Exercise input
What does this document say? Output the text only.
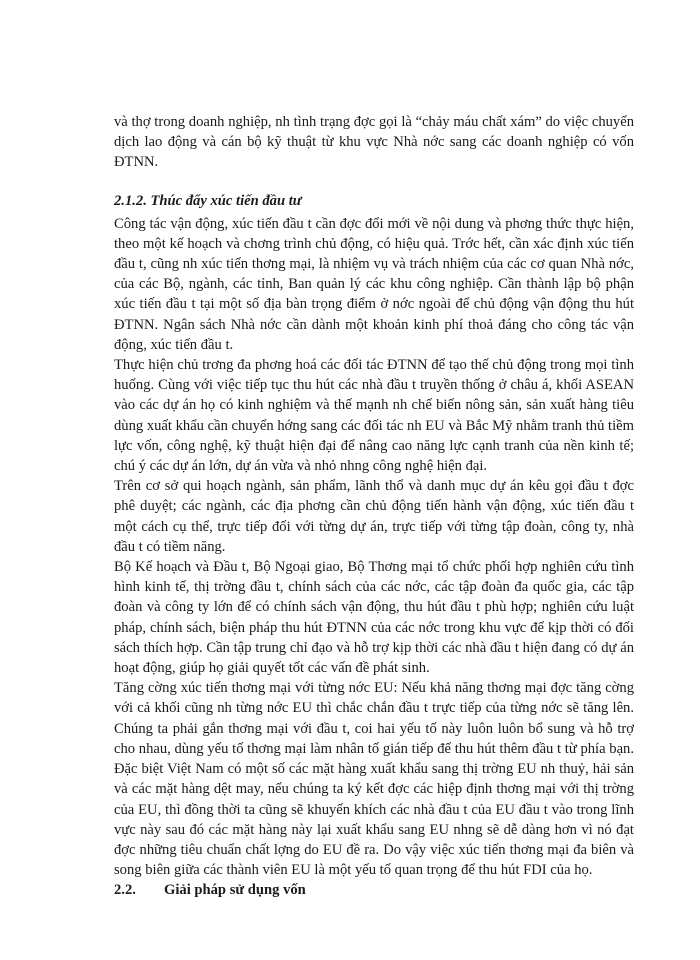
và thợ trong doanh nghiệp, nh tình trạng đợc gọi là “chảy máu chất xám” do việc chuyển dịch lao động và cán bộ kỹ thuật từ khu vực Nhà nớc sang các doanh nghiệp có vốn ĐTNN.

2.1.2. Thúc đẩy xúc tiến đầu tư

Công tác vận động, xúc tiến đầu t cần đợc đổi mới về nội dung và phơng thức thực hiện, theo một kế hoạch và chơng trình chủ động, có hiệu quả. Trớc hết, cần xác định xúc tiến đầu t, cũng nh xúc tiến thơng mại, là nhiệm vụ và trách nhiệm của các cơ quan Nhà nớc, của các Bộ, ngành, các tỉnh, Ban quản lý các khu công nghiệp. Cần thành lập bộ phận xúc tiến đầu t tại một số địa bàn trọng điểm ở nớc ngoài để chủ động vận động thu hút ĐTNN. Ngân sách Nhà nớc cần dành một khoản kinh phí thoả đáng cho công tác vận động, xúc tiến đầu t.

Thực hiện chủ trơng đa phơng hoá các đối tác ĐTNN để tạo thế chủ động trong mọi tình huống. Cùng với việc tiếp tục thu hút các nhà đầu t truyền thống ở châu á, khối ASEAN vào các dự án họ có kinh nghiệm và thế mạnh nh chế biến nông sản, sản xuất hàng tiêu dùng xuất khẩu cần chuyển hớng sang các đối tác nh EU và Bắc Mỹ nhằm tranh thủ tiềm lực vốn, công nghệ, kỹ thuật hiện đại để nâng cao năng lực cạnh tranh của nền kinh tế; chú ý các dự án lớn, dự án vừa và nhỏ nhng công nghệ hiện đại.

Trên cơ sở qui hoạch ngành, sản phẩm, lãnh thổ và danh mục dự án kêu gọi đầu t đợc phê duyệt; các ngành, các địa phơng cần chủ động tiến hành vận động, xúc tiến đầu t một cách cụ thể, trực tiếp đối với từng dự án, trực tiếp với từng tập đoàn, công ty, nhà đầu t có tiềm năng.

Bộ Kế hoạch và Đầu t, Bộ Ngoại giao, Bộ Thơng mại tổ chức phối hợp nghiên cứu tình hình kinh tế, thị trờng đầu t, chính sách của các nớc, các tập đoàn đa quốc gia, các tập đoàn và công ty lớn để có chính sách vận động, thu hút đầu t phù hợp; nghiên cứu luật pháp, chính sách, biện pháp thu hút ĐTNN của các nớc trong khu vực để kịp thời có đối sách thích hợp. Cần tập trung chỉ đạo và hỗ trợ kịp thời các nhà đầu t hiện đang có dự án hoạt động, giúp họ giải quyết tốt các vấn đề phát sinh.

Tăng cờng xúc tiến thơng mại với từng nớc EU: Nếu khả năng thơng mại đợc tăng cờng với cả khối cũng nh từng nớc EU thì chắc chắn đầu t trực tiếp của từng nớc sẽ tăng lên. Chúng ta phải gắn thơng mại với đầu t, coi hai yếu tố này luôn luôn bổ sung và hỗ trợ cho nhau, dùng yếu tố thơng mại làm nhân tố gián tiếp để thu hút thêm đầu t từ phía bạn. Đặc biệt Việt Nam có một số các mặt hàng xuất khẩu sang thị trờng EU nh thuỷ, hải sản và các mặt hàng dệt may, nếu chúng ta ký kết đợc các hiệp định thơng mại với thị trờng của EU, thì đồng thời ta cũng sẽ khuyến khích các nhà đầu t của EU đầu t vào trong lĩnh vực này sau đó các mặt hàng này lại xuất khẩu sang EU nhng sẽ dễ dàng hơn vì nó đạt đợc những tiêu chuẩn chất lợng do EU đề ra. Do vậy việc xúc tiến thơng mại đa biên và song biên giữa các thành viên EU là một yếu tố quan trọng để thu hút FDI của họ.

2.2.	Giải pháp sử dụng vốn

Requirements
Copy each line holding the word "việc" from the listing above.

The response
và thợ trong doanh nghiệp, nh tình trạng đợc gọi là “chảy máu chất xám” do việc chuyển dịch lao động và cán bộ kỹ thuật từ khu vực Nhà nớc sang các doanh nghiệp có vốn ĐTNN.
Thực hiện chủ trơng đa phơng hoá các đối tác ĐTNN để tạo thế chủ động trong mọi tình huống. Cùng với việc tiếp tục thu hút các nhà đầu t truyền thống ở châu á, khối ASEAN vào các dự án họ có kinh nghiệm và thế mạnh nh chế biến nông sản, sản xuất hàng tiêu dùng xuất khẩu cần chuyển hớng sang các đối tác nh EU và Bắc Mỹ nhằm tranh thủ tiềm lực vốn, công nghệ, kỹ thuật hiện đại để nâng cao năng lực cạnh tranh của nền kinh tế; chú ý các dự án lớn, dự án vừa và nhỏ nhng công nghệ hiện đại.
Tăng cờng xúc tiến thơng mại với từng nớc EU: Nếu khả năng thơng mại đợc tăng cờng với cả khối cũng nh từng nớc EU thì chắc chắn đầu t trực tiếp của từng nớc sẽ tăng lên. Chúng ta phải gắn thơng mại với đầu t, coi hai yếu tố này luôn luôn bổ sung và hỗ trợ cho nhau, dùng yếu tố thơng mại làm nhân tố gián tiếp để thu hút thêm đầu t từ phía bạn. Đặc biệt Việt Nam có một số các mặt hàng xuất khẩu sang thị trờng EU nh thuỷ, hải sản và các mặt hàng dệt may, nếu chúng ta ký kết đợc các hiệp định thơng mại với thị trờng của EU, thì đồng thời ta cũng sẽ khuyến khích các nhà đầu t của EU đầu t vào trong lĩnh vực này sau đó các mặt hàng này lại xuất khẩu sang EU nhng sẽ dễ dàng hơn vì nó đạt đợc những tiêu chuẩn chất lợng do EU đề ra. Do vậy việc xúc tiến thơng mại đa biên và song biên giữa các thành viên EU là một yếu tố quan trọng để thu hút FDI của họ.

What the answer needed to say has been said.